> [Objective]
How many lines of the data include the string "Цена"? State the number and nothing else.

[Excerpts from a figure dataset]
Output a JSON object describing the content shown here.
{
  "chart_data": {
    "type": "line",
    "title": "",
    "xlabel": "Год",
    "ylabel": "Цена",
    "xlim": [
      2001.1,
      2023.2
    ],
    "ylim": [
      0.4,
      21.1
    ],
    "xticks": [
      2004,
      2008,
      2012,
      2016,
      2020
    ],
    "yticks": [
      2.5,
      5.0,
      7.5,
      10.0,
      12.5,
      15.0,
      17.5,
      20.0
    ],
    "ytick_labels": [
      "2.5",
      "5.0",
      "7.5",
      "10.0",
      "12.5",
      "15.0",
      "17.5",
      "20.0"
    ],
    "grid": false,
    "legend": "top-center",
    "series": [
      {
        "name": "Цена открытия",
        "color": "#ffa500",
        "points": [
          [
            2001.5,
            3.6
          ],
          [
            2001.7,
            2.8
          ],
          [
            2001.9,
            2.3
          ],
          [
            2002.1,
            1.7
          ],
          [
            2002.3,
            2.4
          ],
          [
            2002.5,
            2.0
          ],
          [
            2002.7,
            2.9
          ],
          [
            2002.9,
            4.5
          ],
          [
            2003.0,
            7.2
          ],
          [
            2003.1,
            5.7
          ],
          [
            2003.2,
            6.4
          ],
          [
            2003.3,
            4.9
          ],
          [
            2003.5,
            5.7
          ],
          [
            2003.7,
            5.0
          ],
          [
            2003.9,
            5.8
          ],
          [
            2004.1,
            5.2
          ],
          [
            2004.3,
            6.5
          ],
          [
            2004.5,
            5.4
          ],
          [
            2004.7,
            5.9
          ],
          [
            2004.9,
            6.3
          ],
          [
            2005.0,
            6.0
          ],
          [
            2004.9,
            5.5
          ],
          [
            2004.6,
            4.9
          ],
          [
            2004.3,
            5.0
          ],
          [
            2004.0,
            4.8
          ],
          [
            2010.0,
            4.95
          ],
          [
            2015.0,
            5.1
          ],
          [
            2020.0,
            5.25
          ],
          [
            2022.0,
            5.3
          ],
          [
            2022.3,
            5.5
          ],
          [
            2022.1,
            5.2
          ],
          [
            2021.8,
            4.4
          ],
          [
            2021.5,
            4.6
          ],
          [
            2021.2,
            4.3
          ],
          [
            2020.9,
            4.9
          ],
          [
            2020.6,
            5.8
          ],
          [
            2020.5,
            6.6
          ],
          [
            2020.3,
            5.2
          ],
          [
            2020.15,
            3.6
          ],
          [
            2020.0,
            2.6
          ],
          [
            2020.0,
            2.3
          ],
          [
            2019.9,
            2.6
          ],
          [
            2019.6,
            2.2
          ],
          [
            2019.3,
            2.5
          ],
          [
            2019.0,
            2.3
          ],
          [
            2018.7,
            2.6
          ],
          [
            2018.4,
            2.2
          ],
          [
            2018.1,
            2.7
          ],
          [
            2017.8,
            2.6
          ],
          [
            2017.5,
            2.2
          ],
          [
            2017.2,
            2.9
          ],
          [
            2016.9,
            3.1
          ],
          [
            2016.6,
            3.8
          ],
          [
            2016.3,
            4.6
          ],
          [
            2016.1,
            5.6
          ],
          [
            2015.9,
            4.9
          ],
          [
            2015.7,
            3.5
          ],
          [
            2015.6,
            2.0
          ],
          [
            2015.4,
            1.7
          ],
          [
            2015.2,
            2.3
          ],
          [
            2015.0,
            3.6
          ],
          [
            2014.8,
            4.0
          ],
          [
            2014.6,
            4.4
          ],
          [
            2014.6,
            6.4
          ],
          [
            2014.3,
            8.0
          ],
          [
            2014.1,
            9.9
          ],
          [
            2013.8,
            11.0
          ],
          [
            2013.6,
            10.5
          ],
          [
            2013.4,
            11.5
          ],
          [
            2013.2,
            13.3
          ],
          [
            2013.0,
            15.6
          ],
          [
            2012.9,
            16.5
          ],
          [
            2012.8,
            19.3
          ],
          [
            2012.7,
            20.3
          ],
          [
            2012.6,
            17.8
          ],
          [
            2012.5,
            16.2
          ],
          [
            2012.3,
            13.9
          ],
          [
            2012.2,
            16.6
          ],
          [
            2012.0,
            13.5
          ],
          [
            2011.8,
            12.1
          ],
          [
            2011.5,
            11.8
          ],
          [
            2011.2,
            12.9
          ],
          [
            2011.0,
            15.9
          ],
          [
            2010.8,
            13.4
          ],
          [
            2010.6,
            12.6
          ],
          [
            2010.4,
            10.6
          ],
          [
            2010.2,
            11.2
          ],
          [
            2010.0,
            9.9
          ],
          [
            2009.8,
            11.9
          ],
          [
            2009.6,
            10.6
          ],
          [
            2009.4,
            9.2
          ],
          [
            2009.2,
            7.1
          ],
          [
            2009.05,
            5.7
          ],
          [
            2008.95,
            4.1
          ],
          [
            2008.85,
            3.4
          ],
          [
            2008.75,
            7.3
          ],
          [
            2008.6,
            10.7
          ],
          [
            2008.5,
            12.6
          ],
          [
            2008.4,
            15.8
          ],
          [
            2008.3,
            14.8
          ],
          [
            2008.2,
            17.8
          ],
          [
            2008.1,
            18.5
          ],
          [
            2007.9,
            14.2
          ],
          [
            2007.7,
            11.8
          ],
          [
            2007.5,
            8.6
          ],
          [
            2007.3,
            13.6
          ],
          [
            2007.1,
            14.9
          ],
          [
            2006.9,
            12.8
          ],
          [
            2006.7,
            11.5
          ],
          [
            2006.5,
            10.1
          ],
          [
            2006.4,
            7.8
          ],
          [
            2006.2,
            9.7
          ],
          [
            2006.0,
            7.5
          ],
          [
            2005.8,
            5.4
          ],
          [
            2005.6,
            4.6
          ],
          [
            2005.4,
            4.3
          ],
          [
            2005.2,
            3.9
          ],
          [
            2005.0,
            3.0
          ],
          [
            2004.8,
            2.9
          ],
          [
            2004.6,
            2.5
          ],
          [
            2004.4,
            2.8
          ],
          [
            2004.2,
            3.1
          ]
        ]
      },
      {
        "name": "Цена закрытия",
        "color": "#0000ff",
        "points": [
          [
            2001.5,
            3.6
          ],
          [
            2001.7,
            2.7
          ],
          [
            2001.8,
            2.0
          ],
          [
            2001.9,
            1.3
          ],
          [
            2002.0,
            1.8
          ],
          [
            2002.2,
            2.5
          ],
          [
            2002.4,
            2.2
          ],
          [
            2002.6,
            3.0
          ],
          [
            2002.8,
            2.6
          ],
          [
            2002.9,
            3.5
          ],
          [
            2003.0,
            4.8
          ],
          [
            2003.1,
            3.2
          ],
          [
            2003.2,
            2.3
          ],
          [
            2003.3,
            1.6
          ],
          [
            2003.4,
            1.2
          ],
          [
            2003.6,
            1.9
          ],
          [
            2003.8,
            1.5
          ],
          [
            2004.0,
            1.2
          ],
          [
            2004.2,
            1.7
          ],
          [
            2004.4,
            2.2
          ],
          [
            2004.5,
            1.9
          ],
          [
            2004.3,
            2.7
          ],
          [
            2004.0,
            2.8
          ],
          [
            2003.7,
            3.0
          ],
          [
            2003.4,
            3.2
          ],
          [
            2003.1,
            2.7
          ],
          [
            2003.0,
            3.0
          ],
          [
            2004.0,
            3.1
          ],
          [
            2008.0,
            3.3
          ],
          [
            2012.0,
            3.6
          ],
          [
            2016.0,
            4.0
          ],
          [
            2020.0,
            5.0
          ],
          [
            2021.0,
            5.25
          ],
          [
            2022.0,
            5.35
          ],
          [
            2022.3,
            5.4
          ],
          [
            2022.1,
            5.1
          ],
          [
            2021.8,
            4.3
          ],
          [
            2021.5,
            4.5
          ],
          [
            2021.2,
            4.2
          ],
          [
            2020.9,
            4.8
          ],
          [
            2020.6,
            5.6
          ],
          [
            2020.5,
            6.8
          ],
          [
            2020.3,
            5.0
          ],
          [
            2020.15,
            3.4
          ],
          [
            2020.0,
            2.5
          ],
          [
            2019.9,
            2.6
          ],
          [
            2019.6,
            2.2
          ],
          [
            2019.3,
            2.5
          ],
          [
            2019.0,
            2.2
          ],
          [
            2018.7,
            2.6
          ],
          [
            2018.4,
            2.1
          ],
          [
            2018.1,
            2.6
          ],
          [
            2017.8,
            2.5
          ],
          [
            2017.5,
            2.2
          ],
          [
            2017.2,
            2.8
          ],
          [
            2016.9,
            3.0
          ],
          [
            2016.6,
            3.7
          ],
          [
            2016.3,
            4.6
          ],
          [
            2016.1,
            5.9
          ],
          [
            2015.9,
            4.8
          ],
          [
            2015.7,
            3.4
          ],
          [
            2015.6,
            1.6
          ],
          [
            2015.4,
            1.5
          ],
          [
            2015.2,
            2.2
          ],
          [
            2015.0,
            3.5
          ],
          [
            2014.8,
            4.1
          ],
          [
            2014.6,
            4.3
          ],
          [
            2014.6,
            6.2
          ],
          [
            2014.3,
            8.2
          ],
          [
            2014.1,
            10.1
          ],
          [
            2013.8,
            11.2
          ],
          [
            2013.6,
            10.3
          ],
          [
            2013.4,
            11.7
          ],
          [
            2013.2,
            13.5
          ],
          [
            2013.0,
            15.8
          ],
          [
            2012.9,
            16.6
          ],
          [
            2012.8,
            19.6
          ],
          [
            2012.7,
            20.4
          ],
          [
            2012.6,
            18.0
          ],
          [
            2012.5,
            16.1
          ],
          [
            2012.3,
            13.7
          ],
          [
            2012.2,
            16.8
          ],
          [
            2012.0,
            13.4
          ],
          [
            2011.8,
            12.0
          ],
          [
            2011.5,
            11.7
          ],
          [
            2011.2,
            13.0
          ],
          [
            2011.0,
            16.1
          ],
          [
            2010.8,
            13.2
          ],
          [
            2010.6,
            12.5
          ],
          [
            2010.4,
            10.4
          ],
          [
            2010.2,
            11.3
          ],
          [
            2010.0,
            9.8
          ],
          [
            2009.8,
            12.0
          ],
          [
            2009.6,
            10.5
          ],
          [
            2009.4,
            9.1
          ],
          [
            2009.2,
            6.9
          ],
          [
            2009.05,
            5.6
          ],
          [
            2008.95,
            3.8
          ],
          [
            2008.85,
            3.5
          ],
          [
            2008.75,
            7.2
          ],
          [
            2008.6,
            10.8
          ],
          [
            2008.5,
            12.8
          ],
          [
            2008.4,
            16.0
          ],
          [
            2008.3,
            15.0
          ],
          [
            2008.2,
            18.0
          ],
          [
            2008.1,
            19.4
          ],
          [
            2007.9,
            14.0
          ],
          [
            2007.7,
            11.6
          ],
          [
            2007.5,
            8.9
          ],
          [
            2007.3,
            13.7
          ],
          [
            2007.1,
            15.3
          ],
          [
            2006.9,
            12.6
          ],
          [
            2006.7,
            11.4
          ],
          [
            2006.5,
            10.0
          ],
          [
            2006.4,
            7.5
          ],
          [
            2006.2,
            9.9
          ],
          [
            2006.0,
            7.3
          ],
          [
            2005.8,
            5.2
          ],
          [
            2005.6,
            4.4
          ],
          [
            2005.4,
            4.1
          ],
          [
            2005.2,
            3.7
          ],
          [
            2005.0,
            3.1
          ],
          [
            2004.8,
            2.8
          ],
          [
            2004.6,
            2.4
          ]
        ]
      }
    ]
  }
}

> [Exercise response]
3